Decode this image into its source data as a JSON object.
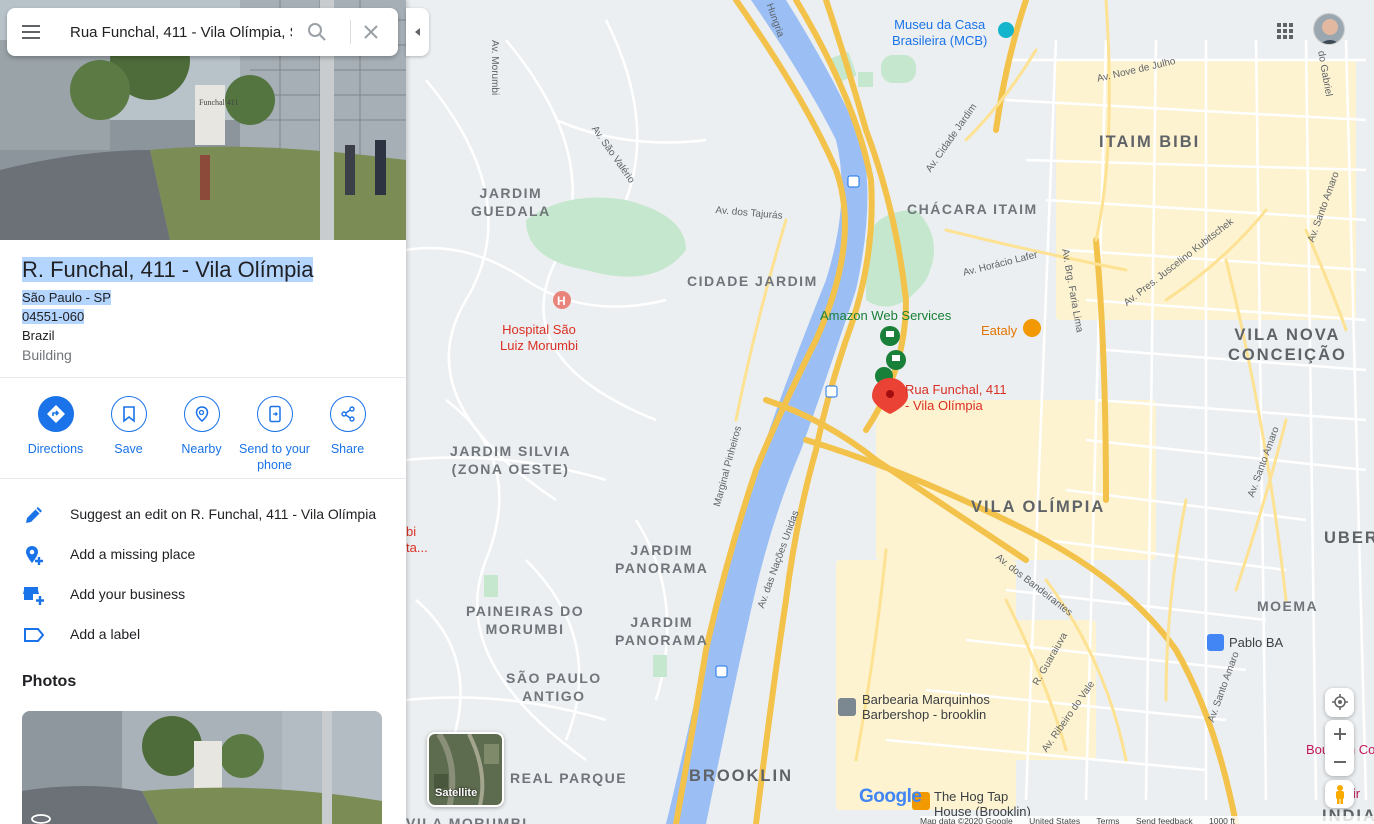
{
  "search": {
    "value": "Rua Funchal, 411 - Vila Olímpia, S"
  },
  "place": {
    "title": "R. Funchal, 411 - Vila Olímpia",
    "address_lines": [
      "São Paulo - SP",
      "04551-060",
      "Brazil"
    ],
    "type": "Building"
  },
  "hero_image": {
    "sign_text": "Funchal 411"
  },
  "actions": [
    {
      "label": "Directions",
      "icon": "directions-icon"
    },
    {
      "label": "Save",
      "icon": "bookmark-icon"
    },
    {
      "label": "Nearby",
      "icon": "nearby-icon"
    },
    {
      "label": "Send to your phone",
      "icon": "send-to-phone-icon"
    },
    {
      "label": "Share",
      "icon": "share-icon"
    }
  ],
  "options": [
    {
      "label": "Suggest an edit on R. Funchal, 411 - Vila Olímpia",
      "icon": "pencil-icon"
    },
    {
      "label": "Add a missing place",
      "icon": "add-place-icon"
    },
    {
      "label": "Add your business",
      "icon": "add-business-icon"
    },
    {
      "label": "Add a label",
      "icon": "label-icon"
    }
  ],
  "photos": {
    "heading": "Photos"
  },
  "map": {
    "areas": [
      {
        "text": "JARDIM\nGUEDALA"
      },
      {
        "text": "CIDADE JARDIM"
      },
      {
        "text": "CHÁCARA ITAIM"
      },
      {
        "text": "ITAIM BIBI"
      },
      {
        "text": "VILA NOVA\nCONCEIÇÃO"
      },
      {
        "text": "JARDIM SILVIA\n(ZONA OESTE)"
      },
      {
        "text": "JARDIM\nPANORAMA"
      },
      {
        "text": "JARDIM\nPANORAMA"
      },
      {
        "text": "PAINEIRAS DO\nMORUMBI"
      },
      {
        "text": "SÃO PAULO\nANTIGO"
      },
      {
        "text": "REAL PARQUE"
      },
      {
        "text": "VILA MORUMBI"
      },
      {
        "text": "VILA OLÍMPIA"
      },
      {
        "text": "BROOKLIN"
      },
      {
        "text": "MOEMA"
      },
      {
        "text": "UBER"
      },
      {
        "text": "INDIAN"
      }
    ],
    "streets": [
      "Av. Morumbi",
      "Hungria",
      "Av. Nove de Julho",
      "Av. São Valério",
      "Av. dos Tajurás",
      "Av. Cidade Jardim",
      "Av. Horácio Lafer",
      "Av. Brg. Faria Lima",
      "Av. Pres. Juscelino Kubitschek",
      "Av. Santo Amaro",
      "Marginal Pinheiros",
      "Av. das Nações Unidas",
      "Av. dos Bandeirantes",
      "R. Guaraiuva",
      "Av. Ribeiro do Vale",
      "Av. Santo Amaro",
      "Av. Santo Amaro",
      "do Gabriel"
    ],
    "pois": {
      "museum": "Museu da Casa\nBrasileira (MCB)",
      "hospital": "Hospital São\nLuiz Morumbi",
      "aws": "Amazon Web Services",
      "eataly": "Eataly",
      "pin": "Rua Funchal, 411\n- Vila Olímpia",
      "pablo": "Pablo BA",
      "barber": "Barbearia Marquinhos\nBarbershop - brooklin",
      "hogtap": "The Hog Tap\nHouse (Brooklin)",
      "bourbon": "Bourbon Conv",
      "bourbon2": "Ibir",
      "left_cut": "bi\nta..."
    },
    "satellite_label": "Satellite",
    "logo": "Google",
    "footer": [
      "Map data ©2020 Google",
      "United States",
      "Terms",
      "Send feedback",
      "1000 ft"
    ]
  },
  "colors": {
    "accent": "#1a73e8",
    "highway": "#fbc02d",
    "river": "#8ab4f8",
    "park": "#a8dab5",
    "pin": "#ea4335"
  }
}
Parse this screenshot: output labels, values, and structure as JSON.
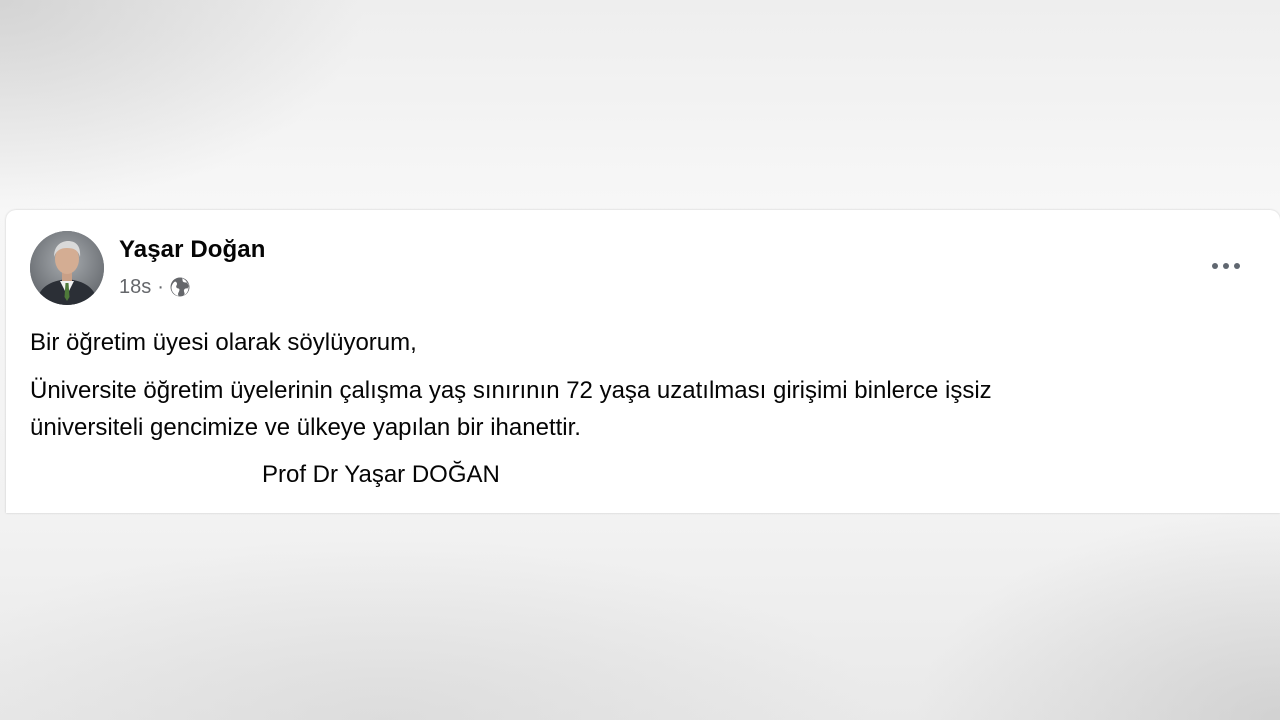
{
  "post": {
    "author": "Yaşar Doğan",
    "timestamp": "18s",
    "separator": "·",
    "audience_icon": "globe-icon",
    "more_icon": "more-options-icon",
    "paragraphs": [
      "Bir öğretim üyesi olarak söylüyorum,",
      "Üniversite öğretim üyelerinin çalışma yaş sınırının 72 yaşa uzatılması girişimi binlerce işsiz",
      "üniversiteli gencimize ve ülkeye yapılan bir ihanettir."
    ],
    "signature": "Prof Dr Yaşar DOĞAN"
  },
  "colors": {
    "card_background": "#ffffff",
    "primary_text": "#050505",
    "secondary_text": "#65676b"
  }
}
________________
Starting at the line containing "Parse this screenshot: output", write out each line through the last one in the listing above, inclusive, and nothing else. Pictures are excluded from the copy.

WORKED SOLUTION |
Parse this screenshot: output labels, values, and structure as JSON.
{
  "post": {
    "author": "Yaşar Doğan",
    "timestamp": "18s",
    "separator": "·",
    "audience_icon": "globe-icon",
    "more_icon": "more-options-icon",
    "paragraphs": [
      "Bir öğretim üyesi olarak söylüyorum,",
      "Üniversite öğretim üyelerinin çalışma yaş sınırının 72 yaşa uzatılması girişimi binlerce işsiz",
      "üniversiteli gencimize ve ülkeye yapılan bir ihanettir."
    ],
    "signature": "Prof Dr Yaşar DOĞAN"
  },
  "colors": {
    "card_background": "#ffffff",
    "primary_text": "#050505",
    "secondary_text": "#65676b"
  }
}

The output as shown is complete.